**GOAL**. Would you output the whole listing below, exactly as it reads?

**DATA TO PROCESS**.
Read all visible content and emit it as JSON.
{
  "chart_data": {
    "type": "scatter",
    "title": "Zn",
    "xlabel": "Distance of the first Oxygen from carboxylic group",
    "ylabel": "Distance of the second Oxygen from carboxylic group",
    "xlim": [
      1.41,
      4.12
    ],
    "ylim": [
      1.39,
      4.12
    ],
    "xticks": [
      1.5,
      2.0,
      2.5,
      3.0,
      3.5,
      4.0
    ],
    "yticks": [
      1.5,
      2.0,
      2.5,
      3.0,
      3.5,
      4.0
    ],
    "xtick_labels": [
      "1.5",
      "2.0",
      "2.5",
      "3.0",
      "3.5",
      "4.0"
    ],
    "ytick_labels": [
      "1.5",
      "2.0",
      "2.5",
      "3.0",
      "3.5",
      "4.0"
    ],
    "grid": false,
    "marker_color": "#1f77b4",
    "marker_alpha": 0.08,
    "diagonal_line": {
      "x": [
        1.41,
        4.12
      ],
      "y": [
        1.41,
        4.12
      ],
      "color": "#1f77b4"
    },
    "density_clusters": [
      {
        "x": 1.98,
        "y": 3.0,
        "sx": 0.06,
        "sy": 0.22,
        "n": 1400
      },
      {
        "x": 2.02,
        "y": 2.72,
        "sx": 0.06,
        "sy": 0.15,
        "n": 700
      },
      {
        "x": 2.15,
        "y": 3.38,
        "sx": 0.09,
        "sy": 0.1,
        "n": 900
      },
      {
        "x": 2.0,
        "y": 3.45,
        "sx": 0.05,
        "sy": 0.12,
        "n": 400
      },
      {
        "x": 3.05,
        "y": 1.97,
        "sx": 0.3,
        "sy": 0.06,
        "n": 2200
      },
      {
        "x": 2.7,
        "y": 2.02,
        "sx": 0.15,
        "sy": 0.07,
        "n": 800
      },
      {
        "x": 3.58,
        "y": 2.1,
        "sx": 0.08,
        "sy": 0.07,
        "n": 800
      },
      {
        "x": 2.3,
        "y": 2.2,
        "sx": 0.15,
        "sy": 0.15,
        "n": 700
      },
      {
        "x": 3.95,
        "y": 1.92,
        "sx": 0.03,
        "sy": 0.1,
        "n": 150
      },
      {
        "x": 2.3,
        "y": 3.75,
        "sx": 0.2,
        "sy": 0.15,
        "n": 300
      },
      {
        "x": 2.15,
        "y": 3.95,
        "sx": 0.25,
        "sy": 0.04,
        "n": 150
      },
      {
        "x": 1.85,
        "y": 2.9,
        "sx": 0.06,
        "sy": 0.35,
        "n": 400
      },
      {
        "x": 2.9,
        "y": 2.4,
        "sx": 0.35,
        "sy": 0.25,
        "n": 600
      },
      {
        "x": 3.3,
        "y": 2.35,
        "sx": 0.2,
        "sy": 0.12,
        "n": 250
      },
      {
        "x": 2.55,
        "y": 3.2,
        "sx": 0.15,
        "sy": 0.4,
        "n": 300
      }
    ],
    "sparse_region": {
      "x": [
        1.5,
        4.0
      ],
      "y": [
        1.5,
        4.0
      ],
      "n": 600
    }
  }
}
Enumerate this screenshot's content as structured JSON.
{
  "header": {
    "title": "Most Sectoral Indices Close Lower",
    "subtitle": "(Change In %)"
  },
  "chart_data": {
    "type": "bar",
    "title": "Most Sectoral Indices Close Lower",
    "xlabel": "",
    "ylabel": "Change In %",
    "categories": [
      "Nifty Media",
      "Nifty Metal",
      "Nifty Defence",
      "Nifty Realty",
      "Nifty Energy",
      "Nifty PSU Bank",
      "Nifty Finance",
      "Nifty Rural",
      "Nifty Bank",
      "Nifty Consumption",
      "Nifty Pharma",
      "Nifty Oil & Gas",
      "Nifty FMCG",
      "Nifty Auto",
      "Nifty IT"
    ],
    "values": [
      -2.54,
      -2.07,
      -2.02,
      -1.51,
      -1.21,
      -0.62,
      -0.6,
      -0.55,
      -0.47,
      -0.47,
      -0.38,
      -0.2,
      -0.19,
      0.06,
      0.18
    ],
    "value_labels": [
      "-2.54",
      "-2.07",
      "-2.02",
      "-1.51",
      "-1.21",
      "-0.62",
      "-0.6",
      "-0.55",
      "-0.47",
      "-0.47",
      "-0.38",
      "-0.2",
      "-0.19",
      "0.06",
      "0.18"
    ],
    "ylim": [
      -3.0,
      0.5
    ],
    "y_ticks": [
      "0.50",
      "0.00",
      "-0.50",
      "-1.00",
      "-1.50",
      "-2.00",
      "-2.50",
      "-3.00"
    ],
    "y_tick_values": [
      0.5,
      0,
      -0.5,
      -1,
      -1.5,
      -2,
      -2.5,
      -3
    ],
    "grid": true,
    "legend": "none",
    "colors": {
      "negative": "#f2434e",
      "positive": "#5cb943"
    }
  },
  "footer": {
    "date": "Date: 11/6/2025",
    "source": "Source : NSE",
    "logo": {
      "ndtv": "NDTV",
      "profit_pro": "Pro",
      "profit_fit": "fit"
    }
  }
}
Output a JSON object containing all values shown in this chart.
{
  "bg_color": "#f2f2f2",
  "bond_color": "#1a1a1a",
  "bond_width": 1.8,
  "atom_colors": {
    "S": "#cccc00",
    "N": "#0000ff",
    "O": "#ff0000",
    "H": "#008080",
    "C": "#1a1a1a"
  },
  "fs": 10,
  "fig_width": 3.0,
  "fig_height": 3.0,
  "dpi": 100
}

**TASK OUTPUT**.
Read all visible content and emit it as JSON.
{
  "chart_data": {
    "type": "scatter",
    "title": "Zn",
    "xlabel": "Distance of the first Oxygen from carboxylic group",
    "ylabel": "Distance of the second Oxygen from carboxylic group",
    "xlim": [
      1.41,
      4.12
    ],
    "ylim": [
      1.39,
      4.12
    ],
    "xticks": [
      1.5,
      2.0,
      2.5,
      3.0,
      3.5,
      4.0
    ],
    "yticks": [
      1.5,
      2.0,
      2.5,
      3.0,
      3.5,
      4.0
    ],
    "xtick_labels": [
      "1.5",
      "2.0",
      "2.5",
      "3.0",
      "3.5",
      "4.0"
    ],
    "ytick_labels": [
      "1.5",
      "2.0",
      "2.5",
      "3.0",
      "3.5",
      "4.0"
    ],
    "grid": false,
    "marker_color": "#1f77b4",
    "marker_alpha": 0.08,
    "diagonal_line": {
      "x": [
        1.41,
        4.12
      ],
      "y": [
        1.41,
        4.12
      ],
      "color": "#1f77b4"
    },
    "density_clusters": [
      {
        "x": 1.98,
        "y": 3.0,
        "sx": 0.06,
        "sy": 0.22,
        "n": 1400
      },
      {
        "x": 2.02,
        "y": 2.72,
        "sx": 0.06,
        "sy": 0.15,
        "n": 700
      },
      {
        "x": 2.15,
        "y": 3.38,
        "sx": 0.09,
        "sy": 0.1,
        "n": 900
      },
      {
        "x": 2.0,
        "y": 3.45,
        "sx": 0.05,
        "sy": 0.12,
        "n": 400
      },
      {
        "x": 3.05,
        "y": 1.97,
        "sx": 0.3,
        "sy": 0.06,
        "n": 2200
      },
      {
        "x": 2.7,
        "y": 2.02,
        "sx": 0.15,
        "sy": 0.07,
        "n": 800
      },
      {
        "x": 3.58,
        "y": 2.1,
        "sx": 0.08,
        "sy": 0.07,
        "n": 800
      },
      {
        "x": 2.3,
        "y": 2.2,
        "sx": 0.15,
        "sy": 0.15,
        "n": 700
      },
      {
        "x": 3.95,
        "y": 1.92,
        "sx": 0.03,
        "sy": 0.1,
        "n": 150
      },
      {
        "x": 2.3,
        "y": 3.75,
        "sx": 0.2,
        "sy": 0.15,
        "n": 300
      },
      {
        "x": 2.15,
        "y": 3.95,
        "sx": 0.25,
        "sy": 0.04,
        "n": 150
      },
      {
        "x": 1.85,
        "y": 2.9,
        "sx": 0.06,
        "sy": 0.35,
        "n": 400
      },
      {
        "x": 2.9,
        "y": 2.4,
        "sx": 0.35,
        "sy": 0.25,
        "n": 600
      },
      {
        "x": 3.3,
        "y": 2.35,
        "sx": 0.2,
        "sy": 0.12,
        "n": 250
      },
      {
        "x": 2.55,
        "y": 3.2,
        "sx": 0.15,
        "sy": 0.4,
        "n": 300
      }
    ],
    "sparse_region": {
      "x": [
        1.5,
        4.0
      ],
      "y": [
        1.5,
        4.0
      ],
      "n": 600
    }
  }
}
Enumerate this screenshot's content as structured JSON.
{
  "header": {
    "title": "Most Sectoral Indices Close Lower",
    "subtitle": "(Change In %)"
  },
  "chart_data": {
    "type": "bar",
    "title": "Most Sectoral Indices Close Lower",
    "xlabel": "",
    "ylabel": "Change In %",
    "categories": [
      "Nifty Media",
      "Nifty Metal",
      "Nifty Defence",
      "Nifty Realty",
      "Nifty Energy",
      "Nifty PSU Bank",
      "Nifty Finance",
      "Nifty Rural",
      "Nifty Bank",
      "Nifty Consumption",
      "Nifty Pharma",
      "Nifty Oil & Gas",
      "Nifty FMCG",
      "Nifty Auto",
      "Nifty IT"
    ],
    "values": [
      -2.54,
      -2.07,
      -2.02,
      -1.51,
      -1.21,
      -0.62,
      -0.6,
      -0.55,
      -0.47,
      -0.47,
      -0.38,
      -0.2,
      -0.19,
      0.06,
      0.18
    ],
    "value_labels": [
      "-2.54",
      "-2.07",
      "-2.02",
      "-1.51",
      "-1.21",
      "-0.62",
      "-0.6",
      "-0.55",
      "-0.47",
      "-0.47",
      "-0.38",
      "-0.2",
      "-0.19",
      "0.06",
      "0.18"
    ],
    "ylim": [
      -3.0,
      0.5
    ],
    "y_ticks": [
      "0.50",
      "0.00",
      "-0.50",
      "-1.00",
      "-1.50",
      "-2.00",
      "-2.50",
      "-3.00"
    ],
    "y_tick_values": [
      0.5,
      0,
      -0.5,
      -1,
      -1.5,
      -2,
      -2.5,
      -3
    ],
    "grid": true,
    "legend": "none",
    "colors": {
      "negative": "#f2434e",
      "positive": "#5cb943"
    }
  },
  "footer": {
    "date": "Date: 11/6/2025",
    "source": "Source : NSE",
    "logo": {
      "ndtv": "NDTV",
      "profit_pro": "Pro",
      "profit_fit": "fit"
    }
  }
}
Output a JSON object containing all values shown in this chart.
{
  "bg_color": "#f2f2f2",
  "bond_color": "#1a1a1a",
  "bond_width": 1.8,
  "atom_colors": {
    "S": "#cccc00",
    "N": "#0000ff",
    "O": "#ff0000",
    "H": "#008080",
    "C": "#1a1a1a"
  },
  "fs": 10,
  "fig_width": 3.0,
  "fig_height": 3.0,
  "dpi": 100
}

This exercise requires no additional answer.